--- AIM ---
In the listing below, identify each line with the word "rails" and return those lines.

--- LISTING ---

● ● ● ● ●

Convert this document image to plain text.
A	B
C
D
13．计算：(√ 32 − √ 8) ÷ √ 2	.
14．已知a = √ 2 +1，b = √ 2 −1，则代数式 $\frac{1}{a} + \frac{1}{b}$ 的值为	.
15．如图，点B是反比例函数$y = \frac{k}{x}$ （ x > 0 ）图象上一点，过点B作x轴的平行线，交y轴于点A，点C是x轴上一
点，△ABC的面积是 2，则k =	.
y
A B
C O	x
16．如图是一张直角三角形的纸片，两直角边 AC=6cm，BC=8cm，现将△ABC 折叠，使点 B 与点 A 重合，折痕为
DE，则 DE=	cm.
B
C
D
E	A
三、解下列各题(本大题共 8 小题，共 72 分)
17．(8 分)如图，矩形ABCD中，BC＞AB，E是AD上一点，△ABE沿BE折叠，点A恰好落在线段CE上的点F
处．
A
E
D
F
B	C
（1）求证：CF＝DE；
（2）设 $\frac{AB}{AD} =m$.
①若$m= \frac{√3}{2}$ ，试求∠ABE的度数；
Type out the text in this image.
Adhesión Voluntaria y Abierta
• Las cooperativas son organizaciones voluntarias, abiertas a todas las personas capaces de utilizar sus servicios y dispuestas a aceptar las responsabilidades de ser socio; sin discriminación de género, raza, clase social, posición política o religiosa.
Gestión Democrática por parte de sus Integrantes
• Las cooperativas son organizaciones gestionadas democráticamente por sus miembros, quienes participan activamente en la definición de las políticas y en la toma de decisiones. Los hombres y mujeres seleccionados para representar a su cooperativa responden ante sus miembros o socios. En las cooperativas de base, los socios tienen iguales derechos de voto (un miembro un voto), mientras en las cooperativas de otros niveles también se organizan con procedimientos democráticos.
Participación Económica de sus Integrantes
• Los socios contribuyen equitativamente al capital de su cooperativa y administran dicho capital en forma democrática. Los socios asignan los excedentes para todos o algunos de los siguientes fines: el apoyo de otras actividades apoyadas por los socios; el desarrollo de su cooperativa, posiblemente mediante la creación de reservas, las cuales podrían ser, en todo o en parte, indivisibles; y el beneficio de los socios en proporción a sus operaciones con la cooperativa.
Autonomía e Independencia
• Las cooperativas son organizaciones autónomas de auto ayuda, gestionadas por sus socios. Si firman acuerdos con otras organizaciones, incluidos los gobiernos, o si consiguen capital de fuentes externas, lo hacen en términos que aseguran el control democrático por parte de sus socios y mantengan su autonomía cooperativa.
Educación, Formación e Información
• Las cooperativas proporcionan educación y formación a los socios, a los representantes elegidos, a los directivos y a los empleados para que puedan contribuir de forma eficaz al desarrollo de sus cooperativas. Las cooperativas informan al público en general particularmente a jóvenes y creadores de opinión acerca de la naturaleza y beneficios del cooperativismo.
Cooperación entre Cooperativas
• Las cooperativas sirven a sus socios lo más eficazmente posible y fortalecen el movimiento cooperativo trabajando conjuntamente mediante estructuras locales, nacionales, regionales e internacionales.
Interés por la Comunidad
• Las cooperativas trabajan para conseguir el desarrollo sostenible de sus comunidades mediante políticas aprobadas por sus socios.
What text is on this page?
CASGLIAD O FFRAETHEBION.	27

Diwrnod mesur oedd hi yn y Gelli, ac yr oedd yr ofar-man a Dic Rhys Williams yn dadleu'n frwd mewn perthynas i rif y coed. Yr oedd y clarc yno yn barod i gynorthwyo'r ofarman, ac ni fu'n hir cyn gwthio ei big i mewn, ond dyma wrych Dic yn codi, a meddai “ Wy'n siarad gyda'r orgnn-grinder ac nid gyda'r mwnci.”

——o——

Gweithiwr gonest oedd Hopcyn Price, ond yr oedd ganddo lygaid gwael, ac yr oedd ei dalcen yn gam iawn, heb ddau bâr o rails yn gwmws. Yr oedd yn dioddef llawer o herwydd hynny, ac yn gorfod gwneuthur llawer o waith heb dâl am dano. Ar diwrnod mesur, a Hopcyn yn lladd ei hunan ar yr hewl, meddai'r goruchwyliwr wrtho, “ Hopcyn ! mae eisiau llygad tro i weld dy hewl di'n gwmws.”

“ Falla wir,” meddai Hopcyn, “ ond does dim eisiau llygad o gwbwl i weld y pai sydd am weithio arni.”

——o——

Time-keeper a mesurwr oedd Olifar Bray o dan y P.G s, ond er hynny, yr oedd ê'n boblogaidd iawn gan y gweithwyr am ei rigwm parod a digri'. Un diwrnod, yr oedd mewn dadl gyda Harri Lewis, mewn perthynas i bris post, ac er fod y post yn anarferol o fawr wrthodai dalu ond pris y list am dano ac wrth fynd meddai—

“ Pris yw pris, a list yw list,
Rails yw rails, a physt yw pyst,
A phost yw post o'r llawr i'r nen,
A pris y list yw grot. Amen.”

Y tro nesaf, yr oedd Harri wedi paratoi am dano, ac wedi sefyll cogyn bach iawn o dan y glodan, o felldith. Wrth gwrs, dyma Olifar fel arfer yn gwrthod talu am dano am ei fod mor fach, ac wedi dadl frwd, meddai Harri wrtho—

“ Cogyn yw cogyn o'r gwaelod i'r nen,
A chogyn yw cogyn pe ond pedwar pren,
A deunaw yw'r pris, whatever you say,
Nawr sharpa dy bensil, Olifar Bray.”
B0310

● ● ● ● ●

--- FINAL RESULT ---
Gweithiwr gonest oedd Hopcyn Price, ond yr oedd ganddo lygaid gwael, ac yr oedd ei dalcen yn gam iawn, heb ddau bâr o rails yn gwmws. Yr oedd yn dioddef llawer o herwydd hynny, ac yn gorfod gwneuthur llawer o waith heb dâl am dano. Ar diwrnod mesur, a Hopcyn yn lladd ei hunan ar yr hewl, meddai'r goruchwyliwr wrtho, “ Hopcyn ! mae eisiau llygad tro i weld dy hewl di'n gwmws.”
Rails yw rails, a physt yw pyst,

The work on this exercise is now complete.